• [SOURCE DATA]
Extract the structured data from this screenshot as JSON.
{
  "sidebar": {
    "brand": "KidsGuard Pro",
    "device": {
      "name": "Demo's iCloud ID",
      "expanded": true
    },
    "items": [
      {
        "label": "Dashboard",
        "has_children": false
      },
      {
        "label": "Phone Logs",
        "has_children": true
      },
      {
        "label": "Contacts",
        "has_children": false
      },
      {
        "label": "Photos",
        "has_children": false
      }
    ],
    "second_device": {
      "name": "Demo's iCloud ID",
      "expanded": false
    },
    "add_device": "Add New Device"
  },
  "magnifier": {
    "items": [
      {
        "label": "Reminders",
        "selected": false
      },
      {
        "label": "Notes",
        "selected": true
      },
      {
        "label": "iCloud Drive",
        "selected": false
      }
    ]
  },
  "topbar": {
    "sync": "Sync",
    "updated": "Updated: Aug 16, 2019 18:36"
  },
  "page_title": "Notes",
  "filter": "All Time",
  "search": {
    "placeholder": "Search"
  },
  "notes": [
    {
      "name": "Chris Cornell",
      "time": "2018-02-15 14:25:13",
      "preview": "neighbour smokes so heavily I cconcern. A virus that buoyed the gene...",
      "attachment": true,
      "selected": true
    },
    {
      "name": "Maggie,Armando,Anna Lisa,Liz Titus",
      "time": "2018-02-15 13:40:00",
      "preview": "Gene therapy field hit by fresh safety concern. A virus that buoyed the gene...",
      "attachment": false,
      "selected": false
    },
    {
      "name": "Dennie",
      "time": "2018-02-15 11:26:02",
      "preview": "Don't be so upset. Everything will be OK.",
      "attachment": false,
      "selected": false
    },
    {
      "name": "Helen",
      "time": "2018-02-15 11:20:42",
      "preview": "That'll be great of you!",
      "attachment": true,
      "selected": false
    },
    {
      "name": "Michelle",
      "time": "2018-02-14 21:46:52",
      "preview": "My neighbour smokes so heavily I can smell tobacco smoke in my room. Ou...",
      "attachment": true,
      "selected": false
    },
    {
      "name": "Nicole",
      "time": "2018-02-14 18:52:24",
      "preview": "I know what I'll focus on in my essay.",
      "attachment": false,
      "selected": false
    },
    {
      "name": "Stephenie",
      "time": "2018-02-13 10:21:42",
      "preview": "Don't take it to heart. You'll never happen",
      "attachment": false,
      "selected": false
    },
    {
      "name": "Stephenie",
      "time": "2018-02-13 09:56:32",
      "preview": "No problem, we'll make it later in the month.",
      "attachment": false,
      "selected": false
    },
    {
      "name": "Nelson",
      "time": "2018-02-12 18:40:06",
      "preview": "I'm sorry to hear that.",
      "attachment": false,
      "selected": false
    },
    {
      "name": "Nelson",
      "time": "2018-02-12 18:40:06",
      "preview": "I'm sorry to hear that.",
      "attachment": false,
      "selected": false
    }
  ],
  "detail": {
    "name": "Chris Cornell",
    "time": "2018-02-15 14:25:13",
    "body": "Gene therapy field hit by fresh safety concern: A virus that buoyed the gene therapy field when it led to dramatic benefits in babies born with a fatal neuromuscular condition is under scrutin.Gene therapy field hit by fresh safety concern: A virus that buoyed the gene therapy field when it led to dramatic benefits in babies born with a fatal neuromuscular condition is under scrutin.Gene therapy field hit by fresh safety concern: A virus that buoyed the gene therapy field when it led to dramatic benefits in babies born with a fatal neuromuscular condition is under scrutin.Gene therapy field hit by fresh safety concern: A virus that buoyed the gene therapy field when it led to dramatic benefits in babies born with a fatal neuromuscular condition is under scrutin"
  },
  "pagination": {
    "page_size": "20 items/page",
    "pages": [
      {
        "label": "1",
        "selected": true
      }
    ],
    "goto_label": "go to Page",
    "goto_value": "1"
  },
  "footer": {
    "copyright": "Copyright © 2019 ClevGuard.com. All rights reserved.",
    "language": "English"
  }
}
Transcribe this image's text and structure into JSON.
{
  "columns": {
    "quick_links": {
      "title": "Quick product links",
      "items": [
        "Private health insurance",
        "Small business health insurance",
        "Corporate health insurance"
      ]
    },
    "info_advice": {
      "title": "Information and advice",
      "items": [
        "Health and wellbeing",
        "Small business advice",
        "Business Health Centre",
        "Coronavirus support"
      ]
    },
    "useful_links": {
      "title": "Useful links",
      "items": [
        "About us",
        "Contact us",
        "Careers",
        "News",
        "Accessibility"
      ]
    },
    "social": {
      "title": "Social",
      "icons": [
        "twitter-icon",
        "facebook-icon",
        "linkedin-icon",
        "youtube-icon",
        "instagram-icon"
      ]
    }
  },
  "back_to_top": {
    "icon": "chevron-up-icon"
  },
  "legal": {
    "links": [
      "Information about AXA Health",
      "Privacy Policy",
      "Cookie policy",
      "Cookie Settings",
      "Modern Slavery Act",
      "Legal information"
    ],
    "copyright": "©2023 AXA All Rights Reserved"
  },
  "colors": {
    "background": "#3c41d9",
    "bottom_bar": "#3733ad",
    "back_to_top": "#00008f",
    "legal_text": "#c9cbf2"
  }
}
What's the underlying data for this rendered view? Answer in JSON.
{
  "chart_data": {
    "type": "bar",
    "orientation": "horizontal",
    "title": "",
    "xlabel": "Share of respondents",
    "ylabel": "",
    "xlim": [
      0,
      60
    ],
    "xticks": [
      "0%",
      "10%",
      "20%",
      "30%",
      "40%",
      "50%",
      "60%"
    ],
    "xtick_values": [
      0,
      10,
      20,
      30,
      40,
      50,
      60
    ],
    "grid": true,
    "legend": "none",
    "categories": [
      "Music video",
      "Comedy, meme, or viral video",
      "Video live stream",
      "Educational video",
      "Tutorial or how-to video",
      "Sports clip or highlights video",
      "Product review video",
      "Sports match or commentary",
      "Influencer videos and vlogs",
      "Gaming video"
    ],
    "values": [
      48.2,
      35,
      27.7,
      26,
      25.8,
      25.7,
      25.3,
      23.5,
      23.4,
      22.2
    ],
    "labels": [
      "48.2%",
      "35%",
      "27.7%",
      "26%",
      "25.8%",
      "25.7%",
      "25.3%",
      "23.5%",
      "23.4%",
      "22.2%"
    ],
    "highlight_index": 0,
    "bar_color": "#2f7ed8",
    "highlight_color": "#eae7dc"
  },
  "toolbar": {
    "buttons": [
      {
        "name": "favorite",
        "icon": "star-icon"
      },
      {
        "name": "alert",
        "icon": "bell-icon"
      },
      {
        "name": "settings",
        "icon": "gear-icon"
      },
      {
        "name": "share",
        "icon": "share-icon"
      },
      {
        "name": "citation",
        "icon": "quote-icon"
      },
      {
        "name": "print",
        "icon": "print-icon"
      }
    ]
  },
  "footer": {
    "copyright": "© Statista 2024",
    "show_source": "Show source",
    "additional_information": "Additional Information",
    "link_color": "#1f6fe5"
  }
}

• [PROBLEM TO SOLVE]
Go through the data and copy each line exactly as it was written.

• [YOUR RESPONSE]
Extract the structured data from this screenshot as JSON.
{
  "sidebar": {
    "brand": "KidsGuard Pro",
    "device": {
      "name": "Demo's iCloud ID",
      "expanded": true
    },
    "items": [
      {
        "label": "Dashboard",
        "has_children": false
      },
      {
        "label": "Phone Logs",
        "has_children": true
      },
      {
        "label": "Contacts",
        "has_children": false
      },
      {
        "label": "Photos",
        "has_children": false
      }
    ],
    "second_device": {
      "name": "Demo's iCloud ID",
      "expanded": false
    },
    "add_device": "Add New Device"
  },
  "magnifier": {
    "items": [
      {
        "label": "Reminders",
        "selected": false
      },
      {
        "label": "Notes",
        "selected": true
      },
      {
        "label": "iCloud Drive",
        "selected": false
      }
    ]
  },
  "topbar": {
    "sync": "Sync",
    "updated": "Updated: Aug 16, 2019 18:36"
  },
  "page_title": "Notes",
  "filter": "All Time",
  "search": {
    "placeholder": "Search"
  },
  "notes": [
    {
      "name": "Chris Cornell",
      "time": "2018-02-15 14:25:13",
      "preview": "neighbour smokes so heavily I cconcern. A virus that buoyed the gene...",
      "attachment": true,
      "selected": true
    },
    {
      "name": "Maggie,Armando,Anna Lisa,Liz Titus",
      "time": "2018-02-15 13:40:00",
      "preview": "Gene therapy field hit by fresh safety concern. A virus that buoyed the gene...",
      "attachment": false,
      "selected": false
    },
    {
      "name": "Dennie",
      "time": "2018-02-15 11:26:02",
      "preview": "Don't be so upset. Everything will be OK.",
      "attachment": false,
      "selected": false
    },
    {
      "name": "Helen",
      "time": "2018-02-15 11:20:42",
      "preview": "That'll be great of you!",
      "attachment": true,
      "selected": false
    },
    {
      "name": "Michelle",
      "time": "2018-02-14 21:46:52",
      "preview": "My neighbour smokes so heavily I can smell tobacco smoke in my room. Ou...",
      "attachment": true,
      "selected": false
    },
    {
      "name": "Nicole",
      "time": "2018-02-14 18:52:24",
      "preview": "I know what I'll focus on in my essay.",
      "attachment": false,
      "selected": false
    },
    {
      "name": "Stephenie",
      "time": "2018-02-13 10:21:42",
      "preview": "Don't take it to heart. You'll never happen",
      "attachment": false,
      "selected": false
    },
    {
      "name": "Stephenie",
      "time": "2018-02-13 09:56:32",
      "preview": "No problem, we'll make it later in the month.",
      "attachment": false,
      "selected": false
    },
    {
      "name": "Nelson",
      "time": "2018-02-12 18:40:06",
      "preview": "I'm sorry to hear that.",
      "attachment": false,
      "selected": false
    },
    {
      "name": "Nelson",
      "time": "2018-02-12 18:40:06",
      "preview": "I'm sorry to hear that.",
      "attachment": false,
      "selected": false
    }
  ],
  "detail": {
    "name": "Chris Cornell",
    "time": "2018-02-15 14:25:13",
    "body": "Gene therapy field hit by fresh safety concern: A virus that buoyed the gene therapy field when it led to dramatic benefits in babies born with a fatal neuromuscular condition is under scrutin.Gene therapy field hit by fresh safety concern: A virus that buoyed the gene therapy field when it led to dramatic benefits in babies born with a fatal neuromuscular condition is under scrutin.Gene therapy field hit by fresh safety concern: A virus that buoyed the gene therapy field when it led to dramatic benefits in babies born with a fatal neuromuscular condition is under scrutin.Gene therapy field hit by fresh safety concern: A virus that buoyed the gene therapy field when it led to dramatic benefits in babies born with a fatal neuromuscular condition is under scrutin"
  },
  "pagination": {
    "page_size": "20 items/page",
    "pages": [
      {
        "label": "1",
        "selected": true
      }
    ],
    "goto_label": "go to Page",
    "goto_value": "1"
  },
  "footer": {
    "copyright": "Copyright © 2019 ClevGuard.com. All rights reserved.",
    "language": "English"
  }
}
Transcribe this image's text and structure into JSON.
{
  "columns": {
    "quick_links": {
      "title": "Quick product links",
      "items": [
        "Private health insurance",
        "Small business health insurance",
        "Corporate health insurance"
      ]
    },
    "info_advice": {
      "title": "Information and advice",
      "items": [
        "Health and wellbeing",
        "Small business advice",
        "Business Health Centre",
        "Coronavirus support"
      ]
    },
    "useful_links": {
      "title": "Useful links",
      "items": [
        "About us",
        "Contact us",
        "Careers",
        "News",
        "Accessibility"
      ]
    },
    "social": {
      "title": "Social",
      "icons": [
        "twitter-icon",
        "facebook-icon",
        "linkedin-icon",
        "youtube-icon",
        "instagram-icon"
      ]
    }
  },
  "back_to_top": {
    "icon": "chevron-up-icon"
  },
  "legal": {
    "links": [
      "Information about AXA Health",
      "Privacy Policy",
      "Cookie policy",
      "Cookie Settings",
      "Modern Slavery Act",
      "Legal information"
    ],
    "copyright": "©2023 AXA All Rights Reserved"
  },
  "colors": {
    "background": "#3c41d9",
    "bottom_bar": "#3733ad",
    "back_to_top": "#00008f",
    "legal_text": "#c9cbf2"
  }
}
What's the underlying data for this rendered view? Answer in JSON.
{
  "chart_data": {
    "type": "bar",
    "orientation": "horizontal",
    "title": "",
    "xlabel": "Share of respondents",
    "ylabel": "",
    "xlim": [
      0,
      60
    ],
    "xticks": [
      "0%",
      "10%",
      "20%",
      "30%",
      "40%",
      "50%",
      "60%"
    ],
    "xtick_values": [
      0,
      10,
      20,
      30,
      40,
      50,
      60
    ],
    "grid": true,
    "legend": "none",
    "categories": [
      "Music video",
      "Comedy, meme, or viral video",
      "Video live stream",
      "Educational video",
      "Tutorial or how-to video",
      "Sports clip or highlights video",
      "Product review video",
      "Sports match or commentary",
      "Influencer videos and vlogs",
      "Gaming video"
    ],
    "values": [
      48.2,
      35,
      27.7,
      26,
      25.8,
      25.7,
      25.3,
      23.5,
      23.4,
      22.2
    ],
    "labels": [
      "48.2%",
      "35%",
      "27.7%",
      "26%",
      "25.8%",
      "25.7%",
      "25.3%",
      "23.5%",
      "23.4%",
      "22.2%"
    ],
    "highlight_index": 0,
    "bar_color": "#2f7ed8",
    "highlight_color": "#eae7dc"
  },
  "toolbar": {
    "buttons": [
      {
        "name": "favorite",
        "icon": "star-icon"
      },
      {
        "name": "alert",
        "icon": "bell-icon"
      },
      {
        "name": "settings",
        "icon": "gear-icon"
      },
      {
        "name": "share",
        "icon": "share-icon"
      },
      {
        "name": "citation",
        "icon": "quote-icon"
      },
      {
        "name": "print",
        "icon": "print-icon"
      }
    ]
  },
  "footer": {
    "copyright": "© Statista 2024",
    "show_source": "Show source",
    "additional_information": "Additional Information",
    "link_color": "#1f6fe5"
  }
}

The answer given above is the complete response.